- [Short task]: Please revise the entries below by replacing "chevron-right-icon" with "arrow-right-icon" everywhere it appears, changing nothing else. Leave out the pictures when you give the lines back.

[Extracted data entries]

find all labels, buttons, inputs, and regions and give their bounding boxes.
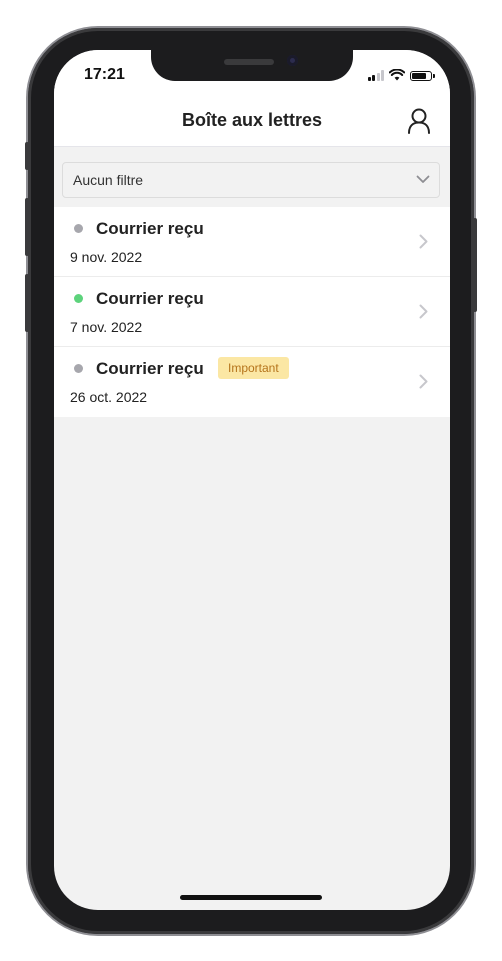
mail-date: 9 nov. 2022: [70, 249, 143, 265]
mail-title: Courrier reçu: [96, 289, 204, 308]
battery-icon: [410, 71, 435, 81]
important-badge: Important: [218, 357, 289, 379]
status-time: 17:21: [84, 66, 125, 83]
wifi-icon: [389, 69, 405, 81]
chevron-right-icon: [419, 374, 428, 389]
mail-list: Courrier reçu 9 nov. 2022 Courrier reçu …: [54, 207, 450, 417]
mail-date: 7 nov. 2022: [70, 319, 143, 335]
power-button: [473, 218, 477, 312]
mail-list-item[interactable]: Courrier reçu 9 nov. 2022: [54, 207, 450, 277]
notch: [151, 50, 353, 81]
screen: 17:21 Boîte aux lettres Aucun filtre Cou…: [54, 50, 450, 910]
page-title: Boîte aux lettres: [181, 110, 323, 130]
status-dot: [74, 224, 83, 233]
mail-list-item[interactable]: Courrier reçu 7 nov. 2022: [54, 277, 450, 347]
mail-title: Courrier reçu: [96, 219, 204, 238]
status-dot: [74, 364, 83, 373]
volume-down-button: [25, 274, 29, 332]
mail-title: Courrier reçu: [96, 359, 204, 378]
user-icon[interactable]: [406, 107, 432, 135]
volume-up-button: [25, 198, 29, 256]
filter-select[interactable]: Aucun filtre: [62, 162, 440, 198]
speaker: [224, 59, 274, 65]
chevron-down-icon: [416, 175, 430, 183]
silent-switch: [25, 142, 29, 170]
chevron-right-icon: [419, 304, 428, 319]
chevron-right-icon: [419, 234, 428, 249]
status-icons: [367, 69, 435, 81]
navigation-bar: Boîte aux lettres: [54, 96, 450, 147]
filter-selected-value: Aucun filtre: [73, 172, 144, 188]
mail-list-item[interactable]: Courrier reçu Important 26 oct. 2022: [54, 347, 450, 417]
signal-icon: [367, 70, 384, 81]
home-indicator[interactable]: [180, 895, 322, 900]
status-dot: [74, 294, 83, 303]
front-camera: [287, 55, 298, 66]
mail-date: 26 oct. 2022: [70, 389, 148, 405]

- [Response to this task]:
find all labels, buttons, inputs, and regions and give their bounding boxes.
mail-date: 9 nov. 2022: [70, 249, 143, 265]
mail-title: Courrier reçu: [96, 289, 204, 308]
battery-icon: [410, 71, 435, 81]
important-badge: Important: [218, 357, 289, 379]
status-time: 17:21: [84, 66, 125, 83]
wifi-icon: [389, 69, 405, 81]
arrow-right-icon: [419, 374, 428, 389]
mail-list: Courrier reçu 9 nov. 2022 Courrier reçu …: [54, 207, 450, 417]
mail-date: 7 nov. 2022: [70, 319, 143, 335]
power-button: [473, 218, 477, 312]
mail-list-item[interactable]: Courrier reçu 9 nov. 2022: [54, 207, 450, 277]
notch: [151, 50, 353, 81]
screen: 17:21 Boîte aux lettres Aucun filtre Cou…: [54, 50, 450, 910]
page-title: Boîte aux lettres: [181, 110, 323, 130]
status-dot: [74, 224, 83, 233]
mail-list-item[interactable]: Courrier reçu 7 nov. 2022: [54, 277, 450, 347]
mail-title: Courrier reçu: [96, 219, 204, 238]
status-dot: [74, 364, 83, 373]
volume-down-button: [25, 274, 29, 332]
mail-title: Courrier reçu: [96, 359, 204, 378]
user-icon[interactable]: [406, 107, 432, 135]
volume-up-button: [25, 198, 29, 256]
filter-select[interactable]: Aucun filtre: [62, 162, 440, 198]
speaker: [224, 59, 274, 65]
chevron-down-icon: [416, 175, 430, 183]
silent-switch: [25, 142, 29, 170]
arrow-right-icon: [419, 304, 428, 319]
arrow-right-icon: [419, 234, 428, 249]
status-icons: [367, 69, 435, 81]
navigation-bar: Boîte aux lettres: [54, 96, 450, 147]
filter-selected-value: Aucun filtre: [73, 172, 144, 188]
mail-list-item[interactable]: Courrier reçu Important 26 oct. 2022: [54, 347, 450, 417]
signal-icon: [367, 70, 384, 81]
home-indicator[interactable]: [180, 895, 322, 900]
status-dot: [74, 294, 83, 303]
front-camera: [287, 55, 298, 66]
mail-date: 26 oct. 2022: [70, 389, 148, 405]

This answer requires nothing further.